■ To do:
Reproduce the records below exactly as given.

■ Raw data:
--- BEGIN ---

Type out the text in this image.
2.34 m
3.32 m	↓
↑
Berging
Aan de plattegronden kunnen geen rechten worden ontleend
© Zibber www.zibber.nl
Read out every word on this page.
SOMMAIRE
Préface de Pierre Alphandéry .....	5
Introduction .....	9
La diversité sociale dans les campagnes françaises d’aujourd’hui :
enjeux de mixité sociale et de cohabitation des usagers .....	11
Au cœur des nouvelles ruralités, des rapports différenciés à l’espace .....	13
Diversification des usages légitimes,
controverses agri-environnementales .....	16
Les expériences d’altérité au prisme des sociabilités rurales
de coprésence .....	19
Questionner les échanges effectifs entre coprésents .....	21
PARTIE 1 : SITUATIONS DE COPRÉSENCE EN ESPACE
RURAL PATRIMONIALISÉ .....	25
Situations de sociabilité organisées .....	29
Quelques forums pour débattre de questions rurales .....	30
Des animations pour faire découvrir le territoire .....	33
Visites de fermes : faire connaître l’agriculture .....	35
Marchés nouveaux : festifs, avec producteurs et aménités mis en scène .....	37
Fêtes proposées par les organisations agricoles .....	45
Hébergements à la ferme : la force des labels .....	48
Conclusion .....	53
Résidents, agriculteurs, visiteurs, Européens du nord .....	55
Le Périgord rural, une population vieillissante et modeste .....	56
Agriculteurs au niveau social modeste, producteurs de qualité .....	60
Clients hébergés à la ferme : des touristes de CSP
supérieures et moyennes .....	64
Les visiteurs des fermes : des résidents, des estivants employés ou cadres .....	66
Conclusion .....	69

--- END ---

■ Result:
Type out the text in this image.
2.34 m
3.32 m	↓
↑
Berging
Aan de plattegronden kunnen geen rechten worden ontleend
© Zibber www.zibber.nl
Read out every word on this page.
SOMMAIRE
Préface de Pierre Alphandéry .....	5
Introduction .....	9
La diversité sociale dans les campagnes françaises d’aujourd’hui :
enjeux de mixité sociale et de cohabitation des usagers .....	11
Au cœur des nouvelles ruralités, des rapports différenciés à l’espace .....	13
Diversification des usages légitimes,
controverses agri-environnementales .....	16
Les expériences d’altérité au prisme des sociabilités rurales
de coprésence .....	19
Questionner les échanges effectifs entre coprésents .....	21
PARTIE 1 : SITUATIONS DE COPRÉSENCE EN ESPACE
RURAL PATRIMONIALISÉ .....	25
Situations de sociabilité organisées .....	29
Quelques forums pour débattre de questions rurales .....	30
Des animations pour faire découvrir le territoire .....	33
Visites de fermes : faire connaître l’agriculture .....	35
Marchés nouveaux : festifs, avec producteurs et aménités mis en scène .....	37
Fêtes proposées par les organisations agricoles .....	45
Hébergements à la ferme : la force des labels .....	48
Conclusion .....	53
Résidents, agriculteurs, visiteurs, Européens du nord .....	55
Le Périgord rural, une population vieillissante et modeste .....	56
Agriculteurs au niveau social modeste, producteurs de qualité .....	60
Clients hébergés à la ferme : des touristes de CSP
supérieures et moyennes .....	64
Les visiteurs des fermes : des résidents, des estivants employés ou cadres .....	66
Conclusion .....	69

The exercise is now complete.